_Task goal_
Drop every picture and give the entries back exactly.

--- begin Data records ---

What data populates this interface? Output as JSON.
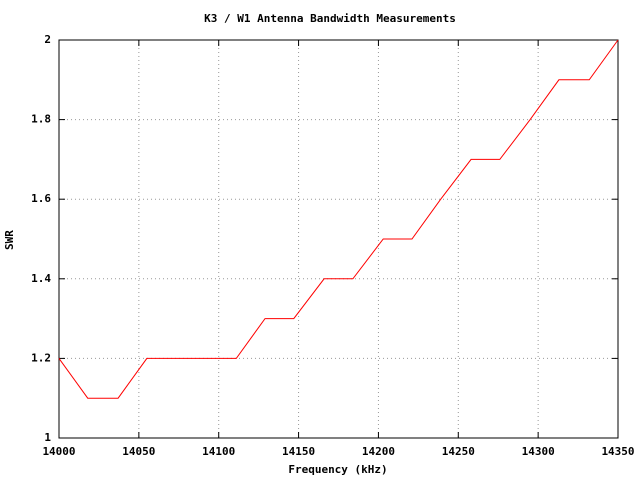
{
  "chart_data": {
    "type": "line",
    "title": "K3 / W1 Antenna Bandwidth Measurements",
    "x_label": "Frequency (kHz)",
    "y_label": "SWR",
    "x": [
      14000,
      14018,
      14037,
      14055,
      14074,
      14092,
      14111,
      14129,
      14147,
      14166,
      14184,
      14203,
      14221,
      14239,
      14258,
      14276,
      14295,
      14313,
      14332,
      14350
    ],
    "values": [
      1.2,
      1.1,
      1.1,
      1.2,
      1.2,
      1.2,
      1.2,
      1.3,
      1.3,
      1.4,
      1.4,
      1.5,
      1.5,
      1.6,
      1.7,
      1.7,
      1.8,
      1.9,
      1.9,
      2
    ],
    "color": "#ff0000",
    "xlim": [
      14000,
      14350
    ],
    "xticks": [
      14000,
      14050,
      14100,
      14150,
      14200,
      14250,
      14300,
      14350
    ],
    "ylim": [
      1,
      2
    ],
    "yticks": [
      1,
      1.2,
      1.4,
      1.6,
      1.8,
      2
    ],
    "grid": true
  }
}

--- end Data records ---

_The completed task_
What data populates this interface? Output as JSON.
{
  "chart_data": {
    "type": "line",
    "title": "K3 / W1 Antenna Bandwidth Measurements",
    "x_label": "Frequency (kHz)",
    "y_label": "SWR",
    "x": [
      14000,
      14018,
      14037,
      14055,
      14074,
      14092,
      14111,
      14129,
      14147,
      14166,
      14184,
      14203,
      14221,
      14239,
      14258,
      14276,
      14295,
      14313,
      14332,
      14350
    ],
    "values": [
      1.2,
      1.1,
      1.1,
      1.2,
      1.2,
      1.2,
      1.2,
      1.3,
      1.3,
      1.4,
      1.4,
      1.5,
      1.5,
      1.6,
      1.7,
      1.7,
      1.8,
      1.9,
      1.9,
      2
    ],
    "color": "#ff0000",
    "xlim": [
      14000,
      14350
    ],
    "xticks": [
      14000,
      14050,
      14100,
      14150,
      14200,
      14250,
      14300,
      14350
    ],
    "ylim": [
      1,
      2
    ],
    "yticks": [
      1,
      1.2,
      1.4,
      1.6,
      1.8,
      2
    ],
    "grid": true
  }
}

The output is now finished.